### Problem requirements
Report every line in the listing below where the string "otherwise" shows up.

"""

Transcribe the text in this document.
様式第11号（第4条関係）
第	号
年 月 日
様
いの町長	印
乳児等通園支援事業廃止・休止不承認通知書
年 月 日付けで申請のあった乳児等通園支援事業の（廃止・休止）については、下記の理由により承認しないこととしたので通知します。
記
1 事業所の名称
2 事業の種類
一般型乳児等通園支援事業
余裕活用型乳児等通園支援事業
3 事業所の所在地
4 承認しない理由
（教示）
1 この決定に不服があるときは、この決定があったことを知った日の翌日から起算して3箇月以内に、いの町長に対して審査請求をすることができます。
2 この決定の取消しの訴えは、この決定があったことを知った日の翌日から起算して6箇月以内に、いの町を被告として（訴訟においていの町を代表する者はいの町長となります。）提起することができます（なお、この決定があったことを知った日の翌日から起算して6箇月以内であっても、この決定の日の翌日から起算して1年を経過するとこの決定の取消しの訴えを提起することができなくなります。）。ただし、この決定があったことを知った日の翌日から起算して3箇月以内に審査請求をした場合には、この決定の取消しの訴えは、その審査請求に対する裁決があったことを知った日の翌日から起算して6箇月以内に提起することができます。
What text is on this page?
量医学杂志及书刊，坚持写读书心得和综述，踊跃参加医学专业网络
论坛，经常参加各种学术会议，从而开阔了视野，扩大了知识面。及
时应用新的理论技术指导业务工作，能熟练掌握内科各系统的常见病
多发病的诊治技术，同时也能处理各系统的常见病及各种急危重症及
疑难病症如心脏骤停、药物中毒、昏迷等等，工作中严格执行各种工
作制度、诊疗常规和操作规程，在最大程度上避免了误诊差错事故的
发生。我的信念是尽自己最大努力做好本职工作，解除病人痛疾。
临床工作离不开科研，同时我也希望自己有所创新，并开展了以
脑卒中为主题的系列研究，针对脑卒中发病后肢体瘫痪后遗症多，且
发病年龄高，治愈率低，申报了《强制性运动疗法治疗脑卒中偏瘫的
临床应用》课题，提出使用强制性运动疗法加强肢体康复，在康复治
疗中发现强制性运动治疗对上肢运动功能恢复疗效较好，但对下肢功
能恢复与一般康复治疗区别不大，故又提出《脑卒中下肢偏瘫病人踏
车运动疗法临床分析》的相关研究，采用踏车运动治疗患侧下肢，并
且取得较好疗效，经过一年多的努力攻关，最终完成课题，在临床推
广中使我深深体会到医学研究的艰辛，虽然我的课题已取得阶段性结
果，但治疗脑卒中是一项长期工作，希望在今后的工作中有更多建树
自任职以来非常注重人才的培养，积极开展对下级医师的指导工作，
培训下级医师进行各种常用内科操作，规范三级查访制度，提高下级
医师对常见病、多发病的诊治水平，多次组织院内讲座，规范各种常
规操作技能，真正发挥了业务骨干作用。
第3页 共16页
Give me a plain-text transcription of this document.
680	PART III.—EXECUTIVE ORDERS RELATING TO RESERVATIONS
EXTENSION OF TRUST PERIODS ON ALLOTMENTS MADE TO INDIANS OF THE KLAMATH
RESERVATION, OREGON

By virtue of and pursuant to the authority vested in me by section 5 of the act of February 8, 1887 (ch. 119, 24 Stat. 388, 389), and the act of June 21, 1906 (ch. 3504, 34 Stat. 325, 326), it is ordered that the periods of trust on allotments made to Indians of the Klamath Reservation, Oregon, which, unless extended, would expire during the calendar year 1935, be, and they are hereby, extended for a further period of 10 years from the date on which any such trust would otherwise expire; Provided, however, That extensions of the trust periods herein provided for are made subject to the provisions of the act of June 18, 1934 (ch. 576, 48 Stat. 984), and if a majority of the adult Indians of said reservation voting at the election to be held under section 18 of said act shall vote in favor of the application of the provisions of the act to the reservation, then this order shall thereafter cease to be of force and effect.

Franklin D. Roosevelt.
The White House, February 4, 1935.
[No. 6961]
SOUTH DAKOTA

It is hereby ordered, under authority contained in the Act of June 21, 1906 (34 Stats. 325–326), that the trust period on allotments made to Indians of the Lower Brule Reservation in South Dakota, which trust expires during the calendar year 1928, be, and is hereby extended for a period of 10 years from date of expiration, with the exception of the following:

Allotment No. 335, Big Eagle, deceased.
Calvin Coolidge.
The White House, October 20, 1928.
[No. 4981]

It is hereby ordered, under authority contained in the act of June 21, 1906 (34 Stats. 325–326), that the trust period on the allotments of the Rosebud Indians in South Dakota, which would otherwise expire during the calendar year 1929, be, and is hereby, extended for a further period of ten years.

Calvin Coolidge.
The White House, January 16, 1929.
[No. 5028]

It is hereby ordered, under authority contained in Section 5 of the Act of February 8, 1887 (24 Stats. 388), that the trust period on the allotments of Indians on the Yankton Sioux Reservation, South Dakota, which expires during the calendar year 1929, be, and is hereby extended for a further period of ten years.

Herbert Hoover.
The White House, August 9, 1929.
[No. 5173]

"""

### Right answer
By virtue of and pursuant to the authority vested in me by section 5 of the act of February 8, 1887 (ch. 119, 24 Stat. 388, 389), and the act of June 21, 1906 (ch. 3504, 34 Stat. 325, 326), it is ordered that the periods of trust on allotments made to Indians of the Klamath Reservation, Oregon, which, unless extended, would expire during the calendar year 1935, be, and they are hereby, extended for a further period of 10 years from the date on which any such trust would otherwise expire; Provided, however, That extensions of the trust periods herein provided for are made subject to the provisions of the act of June 18, 1934 (ch. 576, 48 Stat. 984), and if a majority of the adult Indians of said reservation voting at the election to be held under section 18 of said act shall vote in favor of the application of the provisions of the act to the reservation, then this order shall thereafter cease to be of force and effect.
It is hereby ordered, under authority contained in the act of June 21, 1906 (34 Stats. 325–326), that the trust period on the allotments of the Rosebud Indians in South Dakota, which would otherwise expire during the calendar year 1929, be, and is hereby, extended for a further period of ten years.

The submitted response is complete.